Written request: Collect all lines from the listing that include the string "identified".

Data records:
## start

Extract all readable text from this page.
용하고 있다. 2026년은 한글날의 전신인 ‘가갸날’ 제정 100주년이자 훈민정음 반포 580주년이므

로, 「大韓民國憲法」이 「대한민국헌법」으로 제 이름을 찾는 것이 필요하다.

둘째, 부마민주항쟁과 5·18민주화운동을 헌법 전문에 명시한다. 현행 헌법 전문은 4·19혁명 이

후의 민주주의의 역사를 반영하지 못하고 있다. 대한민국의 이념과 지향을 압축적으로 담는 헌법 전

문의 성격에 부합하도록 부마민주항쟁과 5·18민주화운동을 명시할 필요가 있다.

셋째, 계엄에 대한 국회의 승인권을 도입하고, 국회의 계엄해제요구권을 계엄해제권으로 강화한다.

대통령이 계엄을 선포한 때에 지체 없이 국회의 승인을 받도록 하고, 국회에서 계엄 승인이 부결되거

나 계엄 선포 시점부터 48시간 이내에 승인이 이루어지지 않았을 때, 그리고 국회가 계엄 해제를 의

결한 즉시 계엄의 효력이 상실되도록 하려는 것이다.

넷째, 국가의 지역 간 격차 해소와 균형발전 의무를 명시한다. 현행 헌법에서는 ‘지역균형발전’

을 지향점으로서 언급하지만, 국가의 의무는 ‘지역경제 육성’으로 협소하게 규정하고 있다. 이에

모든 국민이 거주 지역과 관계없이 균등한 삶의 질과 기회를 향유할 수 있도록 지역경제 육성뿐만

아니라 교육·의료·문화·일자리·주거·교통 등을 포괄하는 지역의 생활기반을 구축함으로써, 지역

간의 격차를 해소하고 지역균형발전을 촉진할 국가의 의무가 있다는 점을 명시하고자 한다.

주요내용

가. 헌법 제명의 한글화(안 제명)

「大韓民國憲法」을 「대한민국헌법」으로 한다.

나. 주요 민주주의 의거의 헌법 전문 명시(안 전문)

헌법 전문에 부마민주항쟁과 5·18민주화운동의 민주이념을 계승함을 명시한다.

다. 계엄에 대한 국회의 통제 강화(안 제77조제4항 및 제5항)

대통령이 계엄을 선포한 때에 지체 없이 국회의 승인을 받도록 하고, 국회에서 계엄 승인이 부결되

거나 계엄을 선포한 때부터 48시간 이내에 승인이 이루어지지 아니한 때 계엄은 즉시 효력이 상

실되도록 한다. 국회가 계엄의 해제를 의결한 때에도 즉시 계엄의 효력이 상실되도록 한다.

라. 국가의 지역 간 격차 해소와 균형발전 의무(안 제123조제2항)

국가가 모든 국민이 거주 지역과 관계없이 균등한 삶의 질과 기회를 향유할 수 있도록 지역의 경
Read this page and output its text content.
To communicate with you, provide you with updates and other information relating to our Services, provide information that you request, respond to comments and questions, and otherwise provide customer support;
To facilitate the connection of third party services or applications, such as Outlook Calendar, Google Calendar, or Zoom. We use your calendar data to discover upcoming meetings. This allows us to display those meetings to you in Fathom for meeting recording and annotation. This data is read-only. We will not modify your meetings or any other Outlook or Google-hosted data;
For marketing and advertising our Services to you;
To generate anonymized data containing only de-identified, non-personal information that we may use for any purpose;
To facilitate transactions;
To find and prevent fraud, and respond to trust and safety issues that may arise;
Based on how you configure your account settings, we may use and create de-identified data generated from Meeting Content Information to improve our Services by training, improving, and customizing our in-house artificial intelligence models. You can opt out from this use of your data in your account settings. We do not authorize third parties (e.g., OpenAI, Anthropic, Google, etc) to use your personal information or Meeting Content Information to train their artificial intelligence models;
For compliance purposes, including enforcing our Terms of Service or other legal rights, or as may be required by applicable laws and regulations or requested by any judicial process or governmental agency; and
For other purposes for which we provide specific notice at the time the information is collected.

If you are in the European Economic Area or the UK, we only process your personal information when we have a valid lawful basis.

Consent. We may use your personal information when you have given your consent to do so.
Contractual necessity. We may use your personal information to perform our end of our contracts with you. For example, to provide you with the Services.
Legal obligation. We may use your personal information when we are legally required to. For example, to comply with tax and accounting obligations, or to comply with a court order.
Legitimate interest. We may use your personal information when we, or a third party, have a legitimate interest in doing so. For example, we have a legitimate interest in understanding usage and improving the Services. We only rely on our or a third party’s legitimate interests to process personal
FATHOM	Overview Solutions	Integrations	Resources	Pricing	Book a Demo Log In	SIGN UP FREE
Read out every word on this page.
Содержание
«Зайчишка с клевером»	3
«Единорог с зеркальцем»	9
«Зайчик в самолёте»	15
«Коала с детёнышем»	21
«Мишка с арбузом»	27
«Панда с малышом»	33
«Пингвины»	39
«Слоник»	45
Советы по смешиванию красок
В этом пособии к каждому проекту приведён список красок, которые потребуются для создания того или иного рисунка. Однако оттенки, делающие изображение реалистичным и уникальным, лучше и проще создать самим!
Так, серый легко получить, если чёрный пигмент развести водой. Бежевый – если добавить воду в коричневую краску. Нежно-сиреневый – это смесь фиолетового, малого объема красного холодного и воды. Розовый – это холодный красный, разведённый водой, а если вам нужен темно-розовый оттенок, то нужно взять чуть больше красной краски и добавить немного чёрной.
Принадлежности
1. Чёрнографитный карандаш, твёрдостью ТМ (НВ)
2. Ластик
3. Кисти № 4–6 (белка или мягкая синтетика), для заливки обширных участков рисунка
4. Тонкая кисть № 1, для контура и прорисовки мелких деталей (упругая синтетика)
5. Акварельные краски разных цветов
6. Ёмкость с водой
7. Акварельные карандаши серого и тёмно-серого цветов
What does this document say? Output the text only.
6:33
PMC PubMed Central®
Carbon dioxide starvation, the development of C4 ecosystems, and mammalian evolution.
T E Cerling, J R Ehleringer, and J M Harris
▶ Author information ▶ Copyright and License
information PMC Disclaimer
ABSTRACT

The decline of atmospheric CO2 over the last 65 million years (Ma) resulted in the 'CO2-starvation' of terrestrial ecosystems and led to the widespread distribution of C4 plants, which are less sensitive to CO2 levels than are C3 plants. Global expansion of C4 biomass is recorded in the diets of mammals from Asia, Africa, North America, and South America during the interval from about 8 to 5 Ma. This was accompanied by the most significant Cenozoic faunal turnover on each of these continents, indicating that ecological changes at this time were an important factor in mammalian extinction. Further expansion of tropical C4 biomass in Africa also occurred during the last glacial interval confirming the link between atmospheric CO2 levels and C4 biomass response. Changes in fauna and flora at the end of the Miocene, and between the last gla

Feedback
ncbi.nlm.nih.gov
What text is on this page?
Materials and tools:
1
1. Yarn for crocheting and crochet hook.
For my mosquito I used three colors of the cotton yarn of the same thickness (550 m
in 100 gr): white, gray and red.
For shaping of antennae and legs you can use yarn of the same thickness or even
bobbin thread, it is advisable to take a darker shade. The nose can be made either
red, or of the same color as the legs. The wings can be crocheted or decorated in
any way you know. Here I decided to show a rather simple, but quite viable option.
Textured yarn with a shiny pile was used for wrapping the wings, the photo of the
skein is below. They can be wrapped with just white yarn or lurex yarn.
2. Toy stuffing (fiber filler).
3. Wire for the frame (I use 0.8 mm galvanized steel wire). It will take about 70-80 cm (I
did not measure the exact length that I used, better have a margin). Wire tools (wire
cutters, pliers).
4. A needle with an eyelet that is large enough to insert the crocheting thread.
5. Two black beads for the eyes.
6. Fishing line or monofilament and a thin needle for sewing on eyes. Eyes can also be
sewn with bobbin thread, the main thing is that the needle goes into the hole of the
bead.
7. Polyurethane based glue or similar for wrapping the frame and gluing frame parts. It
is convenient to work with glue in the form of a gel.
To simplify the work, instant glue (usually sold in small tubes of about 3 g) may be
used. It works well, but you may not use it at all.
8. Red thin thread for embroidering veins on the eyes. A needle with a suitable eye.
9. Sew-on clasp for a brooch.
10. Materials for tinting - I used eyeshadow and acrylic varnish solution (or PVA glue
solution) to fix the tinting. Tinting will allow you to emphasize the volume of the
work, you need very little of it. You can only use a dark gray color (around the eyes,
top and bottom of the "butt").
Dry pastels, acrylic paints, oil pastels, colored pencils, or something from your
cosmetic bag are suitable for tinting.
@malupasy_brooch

## end

Result of the task:
To generate anonymized data containing only de-identified, non-personal information that we may use for any purpose;
Based on how you configure your account settings, we may use and create de-identified data generated from Meeting Content Information to improve our Services by training, improving, and customizing our in-house artificial intelligence models. You can opt out from this use of your data in your account settings. We do not authorize third parties (e.g., OpenAI, Anthropic, Google, etc) to use your personal information or Meeting Content Information to train their artificial intelligence models;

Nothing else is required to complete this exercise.